RAW RECORDS:
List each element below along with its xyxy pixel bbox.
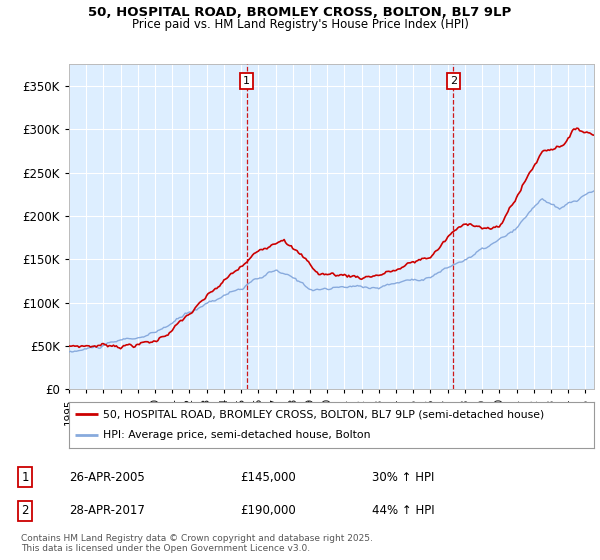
Text: 1: 1 xyxy=(22,470,29,484)
Text: Contains HM Land Registry data © Crown copyright and database right 2025.
This d: Contains HM Land Registry data © Crown c… xyxy=(21,534,373,553)
Text: 1: 1 xyxy=(243,76,250,86)
Text: Price paid vs. HM Land Registry's House Price Index (HPI): Price paid vs. HM Land Registry's House … xyxy=(131,18,469,31)
Text: 50, HOSPITAL ROAD, BROMLEY CROSS, BOLTON, BL7 9LP (semi-detached house): 50, HOSPITAL ROAD, BROMLEY CROSS, BOLTON… xyxy=(103,409,544,419)
Text: £145,000: £145,000 xyxy=(240,470,296,484)
Text: HPI: Average price, semi-detached house, Bolton: HPI: Average price, semi-detached house,… xyxy=(103,430,371,440)
Text: 30% ↑ HPI: 30% ↑ HPI xyxy=(372,470,434,484)
Text: 2: 2 xyxy=(22,504,29,517)
Text: 50, HOSPITAL ROAD, BROMLEY CROSS, BOLTON, BL7 9LP: 50, HOSPITAL ROAD, BROMLEY CROSS, BOLTON… xyxy=(88,6,512,18)
Text: 26-APR-2005: 26-APR-2005 xyxy=(69,470,145,484)
Text: 44% ↑ HPI: 44% ↑ HPI xyxy=(372,504,434,517)
Text: £190,000: £190,000 xyxy=(240,504,296,517)
Text: 2: 2 xyxy=(449,76,457,86)
Text: 28-APR-2017: 28-APR-2017 xyxy=(69,504,145,517)
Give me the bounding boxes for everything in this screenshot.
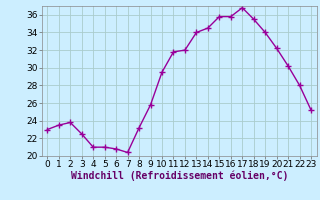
X-axis label: Windchill (Refroidissement éolien,°C): Windchill (Refroidissement éolien,°C) <box>70 171 288 181</box>
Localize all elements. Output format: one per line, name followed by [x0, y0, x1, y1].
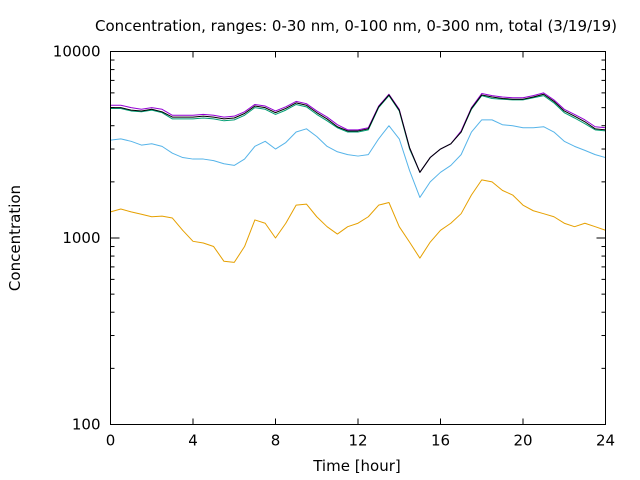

PROBLEM DETAILS:
Copy out everything from the line containing "Text: 1: 1 xyxy=(22,470,29,484)" down to the line containing "Text: 1: 1 xyxy=(243,76,250,86)", with both of those lines included, precisely as they appear in the listing.

PROBLEM SOLUTION:
Text: 1: 1 xyxy=(22,470,29,484)
Text: Contains HM Land Registry data © Crown copyright and database right 2025.
This d: Contains HM Land Registry data © Crown c… xyxy=(21,534,373,553)
Text: 1: 1 xyxy=(243,76,250,86)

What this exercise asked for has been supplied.